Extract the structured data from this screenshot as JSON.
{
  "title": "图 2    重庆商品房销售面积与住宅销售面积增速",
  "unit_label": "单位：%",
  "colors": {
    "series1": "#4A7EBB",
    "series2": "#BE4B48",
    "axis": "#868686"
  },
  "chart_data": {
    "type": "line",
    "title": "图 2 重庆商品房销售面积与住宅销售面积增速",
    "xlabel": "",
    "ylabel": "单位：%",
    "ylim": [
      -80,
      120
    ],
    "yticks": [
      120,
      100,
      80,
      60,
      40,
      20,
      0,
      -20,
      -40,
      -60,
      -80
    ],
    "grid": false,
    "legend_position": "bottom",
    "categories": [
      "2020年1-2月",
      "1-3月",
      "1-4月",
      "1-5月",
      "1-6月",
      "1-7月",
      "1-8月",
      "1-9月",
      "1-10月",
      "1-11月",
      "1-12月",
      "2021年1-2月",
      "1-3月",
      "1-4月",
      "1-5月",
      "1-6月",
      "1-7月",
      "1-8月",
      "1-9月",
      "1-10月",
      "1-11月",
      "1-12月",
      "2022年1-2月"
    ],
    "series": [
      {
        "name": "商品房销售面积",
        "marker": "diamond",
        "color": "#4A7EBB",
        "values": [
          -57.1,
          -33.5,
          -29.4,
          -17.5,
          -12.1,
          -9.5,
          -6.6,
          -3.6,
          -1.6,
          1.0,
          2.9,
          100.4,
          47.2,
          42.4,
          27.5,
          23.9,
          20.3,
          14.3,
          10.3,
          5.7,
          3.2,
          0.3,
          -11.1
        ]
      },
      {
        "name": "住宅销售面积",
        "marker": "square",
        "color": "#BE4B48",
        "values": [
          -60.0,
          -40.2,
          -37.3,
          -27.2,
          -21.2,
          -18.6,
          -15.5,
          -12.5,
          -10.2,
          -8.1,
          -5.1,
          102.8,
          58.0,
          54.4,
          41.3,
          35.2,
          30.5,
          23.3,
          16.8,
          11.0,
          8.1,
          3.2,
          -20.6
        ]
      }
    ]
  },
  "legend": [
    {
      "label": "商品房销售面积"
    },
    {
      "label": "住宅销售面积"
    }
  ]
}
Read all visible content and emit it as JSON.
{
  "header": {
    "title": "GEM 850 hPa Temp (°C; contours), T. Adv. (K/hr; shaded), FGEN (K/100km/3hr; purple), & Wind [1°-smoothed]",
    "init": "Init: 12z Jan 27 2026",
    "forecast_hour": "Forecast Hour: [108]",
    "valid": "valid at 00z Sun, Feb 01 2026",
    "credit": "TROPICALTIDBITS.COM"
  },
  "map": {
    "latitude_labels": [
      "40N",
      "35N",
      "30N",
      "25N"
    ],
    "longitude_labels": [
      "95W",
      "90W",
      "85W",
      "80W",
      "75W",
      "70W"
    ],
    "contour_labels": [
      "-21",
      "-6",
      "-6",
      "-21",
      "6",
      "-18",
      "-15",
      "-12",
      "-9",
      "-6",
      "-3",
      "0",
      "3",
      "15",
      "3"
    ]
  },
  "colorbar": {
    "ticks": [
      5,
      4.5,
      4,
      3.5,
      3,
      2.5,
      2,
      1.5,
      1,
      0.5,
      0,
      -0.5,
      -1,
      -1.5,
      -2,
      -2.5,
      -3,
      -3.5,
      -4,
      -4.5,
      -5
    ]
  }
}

=== TASK TO COMPLETE ===
Extract all of the data above without altering anything.

=== SOLUTION FOR THIS TASK ===
Extract the structured data from this screenshot as JSON.
{
  "title": "图 2    重庆商品房销售面积与住宅销售面积增速",
  "unit_label": "单位：%",
  "colors": {
    "series1": "#4A7EBB",
    "series2": "#BE4B48",
    "axis": "#868686"
  },
  "chart_data": {
    "type": "line",
    "title": "图 2 重庆商品房销售面积与住宅销售面积增速",
    "xlabel": "",
    "ylabel": "单位：%",
    "ylim": [
      -80,
      120
    ],
    "yticks": [
      120,
      100,
      80,
      60,
      40,
      20,
      0,
      -20,
      -40,
      -60,
      -80
    ],
    "grid": false,
    "legend_position": "bottom",
    "categories": [
      "2020年1-2月",
      "1-3月",
      "1-4月",
      "1-5月",
      "1-6月",
      "1-7月",
      "1-8月",
      "1-9月",
      "1-10月",
      "1-11月",
      "1-12月",
      "2021年1-2月",
      "1-3月",
      "1-4月",
      "1-5月",
      "1-6月",
      "1-7月",
      "1-8月",
      "1-9月",
      "1-10月",
      "1-11月",
      "1-12月",
      "2022年1-2月"
    ],
    "series": [
      {
        "name": "商品房销售面积",
        "marker": "diamond",
        "color": "#4A7EBB",
        "values": [
          -57.1,
          -33.5,
          -29.4,
          -17.5,
          -12.1,
          -9.5,
          -6.6,
          -3.6,
          -1.6,
          1.0,
          2.9,
          100.4,
          47.2,
          42.4,
          27.5,
          23.9,
          20.3,
          14.3,
          10.3,
          5.7,
          3.2,
          0.3,
          -11.1
        ]
      },
      {
        "name": "住宅销售面积",
        "marker": "square",
        "color": "#BE4B48",
        "values": [
          -60.0,
          -40.2,
          -37.3,
          -27.2,
          -21.2,
          -18.6,
          -15.5,
          -12.5,
          -10.2,
          -8.1,
          -5.1,
          102.8,
          58.0,
          54.4,
          41.3,
          35.2,
          30.5,
          23.3,
          16.8,
          11.0,
          8.1,
          3.2,
          -20.6
        ]
      }
    ]
  },
  "legend": [
    {
      "label": "商品房销售面积"
    },
    {
      "label": "住宅销售面积"
    }
  ]
}
Read all visible content and emit it as JSON.
{
  "header": {
    "title": "GEM 850 hPa Temp (°C; contours), T. Adv. (K/hr; shaded), FGEN (K/100km/3hr; purple), & Wind [1°-smoothed]",
    "init": "Init: 12z Jan 27 2026",
    "forecast_hour": "Forecast Hour: [108]",
    "valid": "valid at 00z Sun, Feb 01 2026",
    "credit": "TROPICALTIDBITS.COM"
  },
  "map": {
    "latitude_labels": [
      "40N",
      "35N",
      "30N",
      "25N"
    ],
    "longitude_labels": [
      "95W",
      "90W",
      "85W",
      "80W",
      "75W",
      "70W"
    ],
    "contour_labels": [
      "-21",
      "-6",
      "-6",
      "-21",
      "6",
      "-18",
      "-15",
      "-12",
      "-9",
      "-6",
      "-3",
      "0",
      "3",
      "15",
      "3"
    ]
  },
  "colorbar": {
    "ticks": [
      5,
      4.5,
      4,
      3.5,
      3,
      2.5,
      2,
      1.5,
      1,
      0.5,
      0,
      -0.5,
      -1,
      -1.5,
      -2,
      -2.5,
      -3,
      -3.5,
      -4,
      -4.5,
      -5
    ]
  }
}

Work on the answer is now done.